Written task:
Go through the listing and copy every line word for word.

============================================================

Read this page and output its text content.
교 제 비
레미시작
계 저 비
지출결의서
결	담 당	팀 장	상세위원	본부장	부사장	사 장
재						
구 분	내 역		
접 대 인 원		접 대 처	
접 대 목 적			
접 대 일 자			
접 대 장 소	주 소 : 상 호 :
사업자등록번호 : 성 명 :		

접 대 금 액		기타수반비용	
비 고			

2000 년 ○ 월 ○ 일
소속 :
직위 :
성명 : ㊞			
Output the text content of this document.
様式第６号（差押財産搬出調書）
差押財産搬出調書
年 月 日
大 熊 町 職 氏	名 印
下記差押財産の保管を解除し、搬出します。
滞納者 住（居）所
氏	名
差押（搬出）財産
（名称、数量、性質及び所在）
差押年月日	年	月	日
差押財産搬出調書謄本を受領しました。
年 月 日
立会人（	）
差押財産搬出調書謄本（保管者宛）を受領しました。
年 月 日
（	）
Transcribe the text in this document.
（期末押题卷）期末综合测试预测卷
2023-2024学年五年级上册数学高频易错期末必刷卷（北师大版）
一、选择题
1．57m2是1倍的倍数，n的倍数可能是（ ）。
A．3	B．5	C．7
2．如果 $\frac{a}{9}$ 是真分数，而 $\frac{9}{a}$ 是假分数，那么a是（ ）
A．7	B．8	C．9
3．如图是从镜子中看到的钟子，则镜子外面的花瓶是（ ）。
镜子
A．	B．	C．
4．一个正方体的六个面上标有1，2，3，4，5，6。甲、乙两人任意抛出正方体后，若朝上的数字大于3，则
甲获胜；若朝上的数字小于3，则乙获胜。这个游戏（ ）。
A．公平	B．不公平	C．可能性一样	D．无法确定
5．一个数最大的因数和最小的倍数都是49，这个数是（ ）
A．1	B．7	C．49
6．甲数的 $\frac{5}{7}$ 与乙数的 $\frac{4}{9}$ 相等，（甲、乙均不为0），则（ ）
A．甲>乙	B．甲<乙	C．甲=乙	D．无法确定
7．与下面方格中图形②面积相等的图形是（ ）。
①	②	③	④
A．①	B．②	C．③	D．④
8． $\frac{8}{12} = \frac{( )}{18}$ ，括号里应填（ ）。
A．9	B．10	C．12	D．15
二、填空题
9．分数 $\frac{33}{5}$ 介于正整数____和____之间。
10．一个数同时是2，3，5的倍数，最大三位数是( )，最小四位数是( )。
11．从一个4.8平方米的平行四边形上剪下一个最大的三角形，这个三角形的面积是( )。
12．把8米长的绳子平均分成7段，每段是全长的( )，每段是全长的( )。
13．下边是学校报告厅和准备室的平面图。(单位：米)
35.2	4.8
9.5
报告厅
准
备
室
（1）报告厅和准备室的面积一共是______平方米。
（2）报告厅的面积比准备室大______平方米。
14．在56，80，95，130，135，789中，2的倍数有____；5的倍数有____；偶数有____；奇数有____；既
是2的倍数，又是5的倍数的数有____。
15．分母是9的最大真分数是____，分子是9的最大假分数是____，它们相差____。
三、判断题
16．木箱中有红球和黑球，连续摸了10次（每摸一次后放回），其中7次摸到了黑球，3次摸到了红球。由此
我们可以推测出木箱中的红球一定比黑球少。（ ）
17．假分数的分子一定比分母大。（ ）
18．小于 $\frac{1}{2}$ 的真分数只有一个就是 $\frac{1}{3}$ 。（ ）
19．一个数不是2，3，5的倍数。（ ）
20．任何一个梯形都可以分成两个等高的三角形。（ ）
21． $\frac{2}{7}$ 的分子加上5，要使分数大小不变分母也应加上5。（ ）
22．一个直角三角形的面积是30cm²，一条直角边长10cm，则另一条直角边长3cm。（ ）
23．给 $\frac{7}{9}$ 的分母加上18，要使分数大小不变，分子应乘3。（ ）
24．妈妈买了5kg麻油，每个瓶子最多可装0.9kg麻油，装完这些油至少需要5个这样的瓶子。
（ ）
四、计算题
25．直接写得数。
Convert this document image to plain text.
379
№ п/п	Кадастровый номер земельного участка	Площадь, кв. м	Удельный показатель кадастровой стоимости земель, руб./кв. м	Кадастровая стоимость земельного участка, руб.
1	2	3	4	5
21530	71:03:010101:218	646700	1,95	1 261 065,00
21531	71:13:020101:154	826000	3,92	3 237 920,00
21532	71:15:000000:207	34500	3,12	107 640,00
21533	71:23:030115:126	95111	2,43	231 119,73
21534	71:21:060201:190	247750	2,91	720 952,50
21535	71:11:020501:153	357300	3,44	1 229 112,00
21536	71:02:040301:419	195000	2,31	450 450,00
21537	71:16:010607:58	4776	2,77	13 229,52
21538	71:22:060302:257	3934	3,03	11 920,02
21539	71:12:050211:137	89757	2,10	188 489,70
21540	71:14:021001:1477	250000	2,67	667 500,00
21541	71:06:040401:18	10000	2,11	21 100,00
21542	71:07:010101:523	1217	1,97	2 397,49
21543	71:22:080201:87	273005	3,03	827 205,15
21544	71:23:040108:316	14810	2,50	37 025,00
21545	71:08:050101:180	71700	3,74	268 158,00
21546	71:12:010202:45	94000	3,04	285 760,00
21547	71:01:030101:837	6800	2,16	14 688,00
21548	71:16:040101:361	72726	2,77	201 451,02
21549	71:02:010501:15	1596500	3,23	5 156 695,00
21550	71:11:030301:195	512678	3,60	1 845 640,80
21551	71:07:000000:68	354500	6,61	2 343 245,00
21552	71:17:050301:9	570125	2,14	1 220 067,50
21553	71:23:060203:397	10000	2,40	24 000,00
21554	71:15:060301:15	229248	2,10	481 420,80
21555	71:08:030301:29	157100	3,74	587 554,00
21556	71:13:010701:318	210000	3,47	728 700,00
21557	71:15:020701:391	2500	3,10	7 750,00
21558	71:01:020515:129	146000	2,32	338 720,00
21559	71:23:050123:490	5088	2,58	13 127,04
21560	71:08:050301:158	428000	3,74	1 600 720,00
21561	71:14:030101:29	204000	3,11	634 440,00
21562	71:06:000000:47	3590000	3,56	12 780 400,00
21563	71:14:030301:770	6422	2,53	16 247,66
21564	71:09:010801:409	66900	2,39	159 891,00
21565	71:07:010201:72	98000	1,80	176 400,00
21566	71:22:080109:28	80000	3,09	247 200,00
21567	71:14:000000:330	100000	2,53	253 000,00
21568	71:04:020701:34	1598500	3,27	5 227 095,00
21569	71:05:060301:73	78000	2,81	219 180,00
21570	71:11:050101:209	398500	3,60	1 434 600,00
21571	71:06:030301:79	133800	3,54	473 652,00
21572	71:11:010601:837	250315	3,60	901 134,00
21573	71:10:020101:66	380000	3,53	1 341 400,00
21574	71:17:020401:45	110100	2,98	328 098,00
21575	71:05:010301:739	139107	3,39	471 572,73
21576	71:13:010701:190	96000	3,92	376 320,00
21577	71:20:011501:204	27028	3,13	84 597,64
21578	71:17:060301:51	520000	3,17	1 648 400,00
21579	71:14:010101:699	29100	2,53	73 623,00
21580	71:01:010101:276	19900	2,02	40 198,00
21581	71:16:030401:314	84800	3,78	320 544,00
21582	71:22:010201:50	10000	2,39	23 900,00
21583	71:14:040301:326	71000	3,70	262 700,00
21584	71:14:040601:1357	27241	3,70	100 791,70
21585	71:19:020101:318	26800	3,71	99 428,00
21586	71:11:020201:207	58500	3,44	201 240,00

============================================================

In response:
Read this page and output its text content.
교 제 비
레미시작
계 저 비
지출결의서
결	담 당	팀 장	상세위원	본부장	부사장	사 장
재						
구 분	내 역		
접 대 인 원		접 대 처	
접 대 목 적			
접 대 일 자			
접 대 장 소	주 소 : 상 호 :
사업자등록번호 : 성 명 :		

접 대 금 액		기타수반비용	
비 고			

2000 년 ○ 월 ○ 일
소속 :
직위 :
성명 : ㊞			
Output the text content of this document.
様式第６号（差押財産搬出調書）
差押財産搬出調書
年 月 日
大 熊 町 職 氏	名 印
下記差押財産の保管を解除し、搬出します。
滞納者 住（居）所
氏	名
差押（搬出）財産
（名称、数量、性質及び所在）
差押年月日	年	月	日
差押財産搬出調書謄本を受領しました。
年 月 日
立会人（	）
差押財産搬出調書謄本（保管者宛）を受領しました。
年 月 日
（	）
Transcribe the text in this document.
（期末押题卷）期末综合测试预测卷
2023-2024学年五年级上册数学高频易错期末必刷卷（北师大版）
一、选择题
1．57m2是1倍的倍数，n的倍数可能是（ ）。
A．3	B．5	C．7
2．如果 $\frac{a}{9}$ 是真分数，而 $\frac{9}{a}$ 是假分数，那么a是（ ）
A．7	B．8	C．9
3．如图是从镜子中看到的钟子，则镜子外面的花瓶是（ ）。
镜子
A．	B．	C．
4．一个正方体的六个面上标有1，2，3，4，5，6。甲、乙两人任意抛出正方体后，若朝上的数字大于3，则
甲获胜；若朝上的数字小于3，则乙获胜。这个游戏（ ）。
A．公平	B．不公平	C．可能性一样	D．无法确定
5．一个数最大的因数和最小的倍数都是49，这个数是（ ）
A．1	B．7	C．49
6．甲数的 $\frac{5}{7}$ 与乙数的 $\frac{4}{9}$ 相等，（甲、乙均不为0），则（ ）
A．甲>乙	B．甲<乙	C．甲=乙	D．无法确定
7．与下面方格中图形②面积相等的图形是（ ）。
①	②	③	④
A．①	B．②	C．③	D．④
8． $\frac{8}{12} = \frac{( )}{18}$ ，括号里应填（ ）。
A．9	B．10	C．12	D．15
二、填空题
9．分数 $\frac{33}{5}$ 介于正整数____和____之间。
10．一个数同时是2，3，5的倍数，最大三位数是( )，最小四位数是( )。
11．从一个4.8平方米的平行四边形上剪下一个最大的三角形，这个三角形的面积是( )。
12．把8米长的绳子平均分成7段，每段是全长的( )，每段是全长的( )。
13．下边是学校报告厅和准备室的平面图。(单位：米)
35.2	4.8
9.5
报告厅
准
备
室
（1）报告厅和准备室的面积一共是______平方米。
（2）报告厅的面积比准备室大______平方米。
14．在56，80，95，130，135，789中，2的倍数有____；5的倍数有____；偶数有____；奇数有____；既
是2的倍数，又是5的倍数的数有____。
15．分母是9的最大真分数是____，分子是9的最大假分数是____，它们相差____。
三、判断题
16．木箱中有红球和黑球，连续摸了10次（每摸一次后放回），其中7次摸到了黑球，3次摸到了红球。由此
我们可以推测出木箱中的红球一定比黑球少。（ ）
17．假分数的分子一定比分母大。（ ）
18．小于 $\frac{1}{2}$ 的真分数只有一个就是 $\frac{1}{3}$ 。（ ）
19．一个数不是2，3，5的倍数。（ ）
20．任何一个梯形都可以分成两个等高的三角形。（ ）
21． $\frac{2}{7}$ 的分子加上5，要使分数大小不变分母也应加上5。（ ）
22．一个直角三角形的面积是30cm²，一条直角边长10cm，则另一条直角边长3cm。（ ）
23．给 $\frac{7}{9}$ 的分母加上18，要使分数大小不变，分子应乘3。（ ）
24．妈妈买了5kg麻油，每个瓶子最多可装0.9kg麻油，装完这些油至少需要5个这样的瓶子。
（ ）
四、计算题
25．直接写得数。
Convert this document image to plain text.
379
№ п/п	Кадастровый номер земельного участка	Площадь, кв. м	Удельный показатель кадастровой стоимости земель, руб./кв. м	Кадастровая стоимость земельного участка, руб.
1	2	3	4	5
21530	71:03:010101:218	646700	1,95	1 261 065,00
21531	71:13:020101:154	826000	3,92	3 237 920,00
21532	71:15:000000:207	34500	3,12	107 640,00
21533	71:23:030115:126	95111	2,43	231 119,73
21534	71:21:060201:190	247750	2,91	720 952,50
21535	71:11:020501:153	357300	3,44	1 229 112,00
21536	71:02:040301:419	195000	2,31	450 450,00
21537	71:16:010607:58	4776	2,77	13 229,52
21538	71:22:060302:257	3934	3,03	11 920,02
21539	71:12:050211:137	89757	2,10	188 489,70
21540	71:14:021001:1477	250000	2,67	667 500,00
21541	71:06:040401:18	10000	2,11	21 100,00
21542	71:07:010101:523	1217	1,97	2 397,49
21543	71:22:080201:87	273005	3,03	827 205,15
21544	71:23:040108:316	14810	2,50	37 025,00
21545	71:08:050101:180	71700	3,74	268 158,00
21546	71:12:010202:45	94000	3,04	285 760,00
21547	71:01:030101:837	6800	2,16	14 688,00
21548	71:16:040101:361	72726	2,77	201 451,02
21549	71:02:010501:15	1596500	3,23	5 156 695,00
21550	71:11:030301:195	512678	3,60	1 845 640,80
21551	71:07:000000:68	354500	6,61	2 343 245,00
21552	71:17:050301:9	570125	2,14	1 220 067,50
21553	71:23:060203:397	10000	2,40	24 000,00
21554	71:15:060301:15	229248	2,10	481 420,80
21555	71:08:030301:29	157100	3,74	587 554,00
21556	71:13:010701:318	210000	3,47	728 700,00
21557	71:15:020701:391	2500	3,10	7 750,00
21558	71:01:020515:129	146000	2,32	338 720,00
21559	71:23:050123:490	5088	2,58	13 127,04
21560	71:08:050301:158	428000	3,74	1 600 720,00
21561	71:14:030101:29	204000	3,11	634 440,00
21562	71:06:000000:47	3590000	3,56	12 780 400,00
21563	71:14:030301:770	6422	2,53	16 247,66
21564	71:09:010801:409	66900	2,39	159 891,00
21565	71:07:010201:72	98000	1,80	176 400,00
21566	71:22:080109:28	80000	3,09	247 200,00
21567	71:14:000000:330	100000	2,53	253 000,00
21568	71:04:020701:34	1598500	3,27	5 227 095,00
21569	71:05:060301:73	78000	2,81	219 180,00
21570	71:11:050101:209	398500	3,60	1 434 600,00
21571	71:06:030301:79	133800	3,54	473 652,00
21572	71:11:010601:837	250315	3,60	901 134,00
21573	71:10:020101:66	380000	3,53	1 341 400,00
21574	71:17:020401:45	110100	2,98	328 098,00
21575	71:05:010301:739	139107	3,39	471 572,73
21576	71:13:010701:190	96000	3,92	376 320,00
21577	71:20:011501:204	27028	3,13	84 597,64
21578	71:17:060301:51	520000	3,17	1 648 400,00
21579	71:14:010101:699	29100	2,53	73 623,00
21580	71:01:010101:276	19900	2,02	40 198,00
21581	71:16:030401:314	84800	3,78	320 544,00
21582	71:22:010201:50	10000	2,39	23 900,00
21583	71:14:040301:326	71000	3,70	262 700,00
21584	71:14:040601:1357	27241	3,70	100 791,70
21585	71:19:020101:318	26800	3,71	99 428,00
21586	71:11:020201:207	58500	3,44	201 240,00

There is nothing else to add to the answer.